Raw records ▸
• • •

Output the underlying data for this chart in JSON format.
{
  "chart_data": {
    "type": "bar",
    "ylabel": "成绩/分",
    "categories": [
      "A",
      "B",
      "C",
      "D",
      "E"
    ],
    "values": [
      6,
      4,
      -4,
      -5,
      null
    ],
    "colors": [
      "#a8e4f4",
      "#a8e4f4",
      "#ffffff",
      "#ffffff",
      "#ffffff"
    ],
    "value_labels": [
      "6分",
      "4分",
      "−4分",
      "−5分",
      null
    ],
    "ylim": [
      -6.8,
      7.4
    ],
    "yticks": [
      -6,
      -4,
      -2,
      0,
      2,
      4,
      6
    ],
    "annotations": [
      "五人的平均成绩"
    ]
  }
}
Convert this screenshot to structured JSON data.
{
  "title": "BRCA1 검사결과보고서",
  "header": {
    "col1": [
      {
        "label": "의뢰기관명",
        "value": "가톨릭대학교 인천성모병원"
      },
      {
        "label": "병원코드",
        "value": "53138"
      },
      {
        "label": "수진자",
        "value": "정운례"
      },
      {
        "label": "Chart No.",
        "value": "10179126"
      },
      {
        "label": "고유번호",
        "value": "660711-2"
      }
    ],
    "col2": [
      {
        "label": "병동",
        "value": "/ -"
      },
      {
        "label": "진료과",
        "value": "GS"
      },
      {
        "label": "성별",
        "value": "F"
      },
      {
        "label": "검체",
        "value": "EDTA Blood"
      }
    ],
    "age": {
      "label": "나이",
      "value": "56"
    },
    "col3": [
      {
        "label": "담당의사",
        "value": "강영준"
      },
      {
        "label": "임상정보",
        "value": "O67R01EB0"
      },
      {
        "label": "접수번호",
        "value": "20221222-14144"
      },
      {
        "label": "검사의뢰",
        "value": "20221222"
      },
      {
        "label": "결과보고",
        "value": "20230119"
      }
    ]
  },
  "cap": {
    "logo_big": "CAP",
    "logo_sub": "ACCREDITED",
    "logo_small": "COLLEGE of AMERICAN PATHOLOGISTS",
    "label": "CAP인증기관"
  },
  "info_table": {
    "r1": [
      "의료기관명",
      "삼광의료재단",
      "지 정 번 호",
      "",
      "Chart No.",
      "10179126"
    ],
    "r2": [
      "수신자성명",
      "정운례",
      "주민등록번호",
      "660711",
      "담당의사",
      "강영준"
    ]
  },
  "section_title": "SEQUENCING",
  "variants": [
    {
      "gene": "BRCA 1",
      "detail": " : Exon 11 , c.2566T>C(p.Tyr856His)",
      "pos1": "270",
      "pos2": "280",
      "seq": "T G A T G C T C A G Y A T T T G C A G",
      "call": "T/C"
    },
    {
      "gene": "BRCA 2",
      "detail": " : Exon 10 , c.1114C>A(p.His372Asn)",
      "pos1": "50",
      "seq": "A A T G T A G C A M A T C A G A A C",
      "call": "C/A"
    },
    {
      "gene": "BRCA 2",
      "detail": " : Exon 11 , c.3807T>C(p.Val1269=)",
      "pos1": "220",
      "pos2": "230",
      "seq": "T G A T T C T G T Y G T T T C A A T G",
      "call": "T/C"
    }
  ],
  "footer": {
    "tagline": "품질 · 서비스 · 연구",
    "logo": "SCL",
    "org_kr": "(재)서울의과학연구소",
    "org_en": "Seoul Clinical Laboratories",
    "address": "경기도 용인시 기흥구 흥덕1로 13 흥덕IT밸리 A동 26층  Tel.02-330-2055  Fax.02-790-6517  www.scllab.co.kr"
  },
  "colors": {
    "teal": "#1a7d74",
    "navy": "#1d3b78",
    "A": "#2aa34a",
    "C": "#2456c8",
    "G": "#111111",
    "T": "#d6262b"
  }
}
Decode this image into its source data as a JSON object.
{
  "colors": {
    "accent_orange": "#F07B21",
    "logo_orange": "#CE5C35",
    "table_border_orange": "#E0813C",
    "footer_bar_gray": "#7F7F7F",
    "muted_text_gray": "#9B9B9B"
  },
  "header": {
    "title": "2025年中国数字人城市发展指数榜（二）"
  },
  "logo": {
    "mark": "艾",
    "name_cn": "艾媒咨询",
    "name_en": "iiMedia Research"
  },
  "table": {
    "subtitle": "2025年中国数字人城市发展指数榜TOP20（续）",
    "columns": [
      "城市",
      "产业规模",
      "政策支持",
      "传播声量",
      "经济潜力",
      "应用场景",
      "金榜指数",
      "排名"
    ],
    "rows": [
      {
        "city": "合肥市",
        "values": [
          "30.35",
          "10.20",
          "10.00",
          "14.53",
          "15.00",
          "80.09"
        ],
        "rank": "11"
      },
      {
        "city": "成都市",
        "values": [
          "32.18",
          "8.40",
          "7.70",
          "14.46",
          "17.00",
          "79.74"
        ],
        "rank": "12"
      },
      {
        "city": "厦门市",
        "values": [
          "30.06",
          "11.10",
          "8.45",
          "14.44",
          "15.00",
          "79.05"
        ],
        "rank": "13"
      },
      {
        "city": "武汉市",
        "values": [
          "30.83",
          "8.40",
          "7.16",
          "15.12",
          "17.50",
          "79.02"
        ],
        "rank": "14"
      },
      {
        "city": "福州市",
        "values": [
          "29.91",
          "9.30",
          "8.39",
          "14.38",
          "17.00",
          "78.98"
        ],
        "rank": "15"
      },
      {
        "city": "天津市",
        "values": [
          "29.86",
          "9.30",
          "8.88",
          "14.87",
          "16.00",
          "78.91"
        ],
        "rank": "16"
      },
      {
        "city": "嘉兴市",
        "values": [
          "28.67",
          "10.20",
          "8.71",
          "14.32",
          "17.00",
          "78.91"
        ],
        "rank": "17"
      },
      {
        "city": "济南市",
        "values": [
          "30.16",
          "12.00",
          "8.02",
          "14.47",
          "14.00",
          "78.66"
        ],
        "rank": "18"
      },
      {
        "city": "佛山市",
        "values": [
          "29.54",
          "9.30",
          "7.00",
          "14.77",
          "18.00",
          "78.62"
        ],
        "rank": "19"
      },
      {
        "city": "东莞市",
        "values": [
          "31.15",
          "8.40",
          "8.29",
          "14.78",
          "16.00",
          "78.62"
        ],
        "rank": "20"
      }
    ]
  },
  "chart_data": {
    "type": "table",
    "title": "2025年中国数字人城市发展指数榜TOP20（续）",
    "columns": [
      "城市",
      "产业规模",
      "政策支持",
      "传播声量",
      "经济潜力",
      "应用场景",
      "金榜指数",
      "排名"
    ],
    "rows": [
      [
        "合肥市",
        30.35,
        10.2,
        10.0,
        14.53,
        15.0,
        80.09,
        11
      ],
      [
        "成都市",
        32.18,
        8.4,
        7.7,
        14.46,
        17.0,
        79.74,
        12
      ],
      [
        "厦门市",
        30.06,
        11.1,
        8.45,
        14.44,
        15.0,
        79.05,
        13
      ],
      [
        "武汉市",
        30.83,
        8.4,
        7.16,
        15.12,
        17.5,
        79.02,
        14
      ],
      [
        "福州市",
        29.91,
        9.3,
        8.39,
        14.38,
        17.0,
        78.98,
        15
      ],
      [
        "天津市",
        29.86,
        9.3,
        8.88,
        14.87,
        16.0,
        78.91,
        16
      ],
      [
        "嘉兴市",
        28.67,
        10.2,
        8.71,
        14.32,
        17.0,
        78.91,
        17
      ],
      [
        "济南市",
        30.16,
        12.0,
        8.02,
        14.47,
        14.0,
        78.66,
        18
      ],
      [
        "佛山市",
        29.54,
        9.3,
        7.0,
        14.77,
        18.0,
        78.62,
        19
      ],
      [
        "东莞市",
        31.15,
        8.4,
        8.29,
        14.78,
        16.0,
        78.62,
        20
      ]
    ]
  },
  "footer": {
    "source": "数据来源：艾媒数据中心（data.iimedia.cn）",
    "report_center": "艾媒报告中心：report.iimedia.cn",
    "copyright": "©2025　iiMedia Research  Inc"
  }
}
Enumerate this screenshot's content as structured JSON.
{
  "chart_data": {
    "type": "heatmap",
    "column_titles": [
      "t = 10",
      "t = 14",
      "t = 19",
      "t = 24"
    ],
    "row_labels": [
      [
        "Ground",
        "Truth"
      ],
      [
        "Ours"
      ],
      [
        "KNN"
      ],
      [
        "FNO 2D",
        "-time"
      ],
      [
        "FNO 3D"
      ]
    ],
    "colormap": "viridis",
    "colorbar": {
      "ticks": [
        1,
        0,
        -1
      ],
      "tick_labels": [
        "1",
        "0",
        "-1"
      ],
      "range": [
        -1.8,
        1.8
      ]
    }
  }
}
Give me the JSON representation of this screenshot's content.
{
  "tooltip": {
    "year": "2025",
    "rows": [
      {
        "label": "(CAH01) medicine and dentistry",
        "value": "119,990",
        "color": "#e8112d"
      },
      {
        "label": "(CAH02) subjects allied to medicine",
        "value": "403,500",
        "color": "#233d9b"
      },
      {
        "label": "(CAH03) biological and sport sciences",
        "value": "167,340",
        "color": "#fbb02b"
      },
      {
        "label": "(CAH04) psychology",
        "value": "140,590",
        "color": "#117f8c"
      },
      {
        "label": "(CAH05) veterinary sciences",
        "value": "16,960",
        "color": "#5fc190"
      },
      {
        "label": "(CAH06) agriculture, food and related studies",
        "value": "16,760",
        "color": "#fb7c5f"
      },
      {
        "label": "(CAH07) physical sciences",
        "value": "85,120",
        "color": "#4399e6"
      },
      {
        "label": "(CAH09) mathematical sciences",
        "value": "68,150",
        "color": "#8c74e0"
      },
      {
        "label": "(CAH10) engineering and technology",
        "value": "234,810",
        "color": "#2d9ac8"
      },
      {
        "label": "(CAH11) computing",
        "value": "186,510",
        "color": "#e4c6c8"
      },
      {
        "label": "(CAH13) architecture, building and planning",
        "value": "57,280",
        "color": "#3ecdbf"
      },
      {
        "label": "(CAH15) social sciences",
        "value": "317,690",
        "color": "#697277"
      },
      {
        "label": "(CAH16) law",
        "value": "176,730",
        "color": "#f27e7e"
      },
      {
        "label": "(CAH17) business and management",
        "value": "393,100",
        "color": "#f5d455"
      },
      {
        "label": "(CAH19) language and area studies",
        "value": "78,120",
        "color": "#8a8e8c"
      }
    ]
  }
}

• • •

Check each line of the records above for "screenshot", and copy those that have it.

Convert this screenshot to structured JSON data.
Enumerate this screenshot's content as structured JSON.
Give me the JSON representation of this screenshot's content.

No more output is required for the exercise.